▶ _Goal of the exercise_:
Take the entries below and reproduce them word for word.

▶ _Material for this task_:
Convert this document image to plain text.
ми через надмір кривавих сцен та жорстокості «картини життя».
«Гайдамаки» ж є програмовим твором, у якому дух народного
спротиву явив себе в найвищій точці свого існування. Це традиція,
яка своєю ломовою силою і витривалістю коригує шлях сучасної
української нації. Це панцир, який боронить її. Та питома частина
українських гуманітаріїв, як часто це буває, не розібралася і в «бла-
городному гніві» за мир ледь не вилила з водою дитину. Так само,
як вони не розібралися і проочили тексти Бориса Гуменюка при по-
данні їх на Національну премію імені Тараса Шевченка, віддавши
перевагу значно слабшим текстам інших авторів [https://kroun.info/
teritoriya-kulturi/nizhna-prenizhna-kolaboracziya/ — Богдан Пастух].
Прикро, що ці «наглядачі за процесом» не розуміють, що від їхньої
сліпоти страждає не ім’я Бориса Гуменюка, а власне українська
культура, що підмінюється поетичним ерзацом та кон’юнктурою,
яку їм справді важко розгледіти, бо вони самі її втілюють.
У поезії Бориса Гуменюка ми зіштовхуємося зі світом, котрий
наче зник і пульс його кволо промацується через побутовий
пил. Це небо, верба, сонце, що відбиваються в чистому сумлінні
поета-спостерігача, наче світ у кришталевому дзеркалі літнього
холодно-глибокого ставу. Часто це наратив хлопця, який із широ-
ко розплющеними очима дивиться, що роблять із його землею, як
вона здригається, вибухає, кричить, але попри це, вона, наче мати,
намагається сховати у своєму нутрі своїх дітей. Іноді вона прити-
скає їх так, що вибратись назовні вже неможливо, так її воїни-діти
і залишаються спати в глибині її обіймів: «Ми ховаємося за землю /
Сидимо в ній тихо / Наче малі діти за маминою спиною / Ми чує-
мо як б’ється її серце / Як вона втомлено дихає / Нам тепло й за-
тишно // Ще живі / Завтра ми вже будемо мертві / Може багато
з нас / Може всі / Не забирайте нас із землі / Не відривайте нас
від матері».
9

▶ _Result_:
Convert this document image to plain text.
ми через надмір кривавих сцен та жорстокості «картини життя».
«Гайдамаки» ж є програмовим твором, у якому дух народного
спротиву явив себе в найвищій точці свого існування. Це традиція,
яка своєю ломовою силою і витривалістю коригує шлях сучасної
української нації. Це панцир, який боронить її. Та питома частина
українських гуманітаріїв, як часто це буває, не розібралася і в «бла-
городному гніві» за мир ледь не вилила з водою дитину. Так само,
як вони не розібралися і проочили тексти Бориса Гуменюка при по-
данні їх на Національну премію імені Тараса Шевченка, віддавши
перевагу значно слабшим текстам інших авторів [https://kroun.info/
teritoriya-kulturi/nizhna-prenizhna-kolaboracziya/ — Богдан Пастух].
Прикро, що ці «наглядачі за процесом» не розуміють, що від їхньої
сліпоти страждає не ім’я Бориса Гуменюка, а власне українська
культура, що підмінюється поетичним ерзацом та кон’юнктурою,
яку їм справді важко розгледіти, бо вони самі її втілюють.
У поезії Бориса Гуменюка ми зіштовхуємося зі світом, котрий
наче зник і пульс його кволо промацується через побутовий
пил. Це небо, верба, сонце, що відбиваються в чистому сумлінні
поета-спостерігача, наче світ у кришталевому дзеркалі літнього
холодно-глибокого ставу. Часто це наратив хлопця, який із широ-
ко розплющеними очима дивиться, що роблять із його землею, як
вона здригається, вибухає, кричить, але попри це, вона, наче мати,
намагається сховати у своєму нутрі своїх дітей. Іноді вона прити-
скає їх так, що вибратись назовні вже неможливо, так її воїни-діти
і залишаються спати в глибині її обіймів: «Ми ховаємося за землю /
Сидимо в ній тихо / Наче малі діти за маминою спиною / Ми чує-
мо як б’ється її серце / Як вона втомлено дихає / Нам тепло й за-
тишно // Ще живі / Завтра ми вже будемо мертві / Може багато
з нас / Може всі / Не забирайте нас із землі / Не відривайте нас
від матері».
9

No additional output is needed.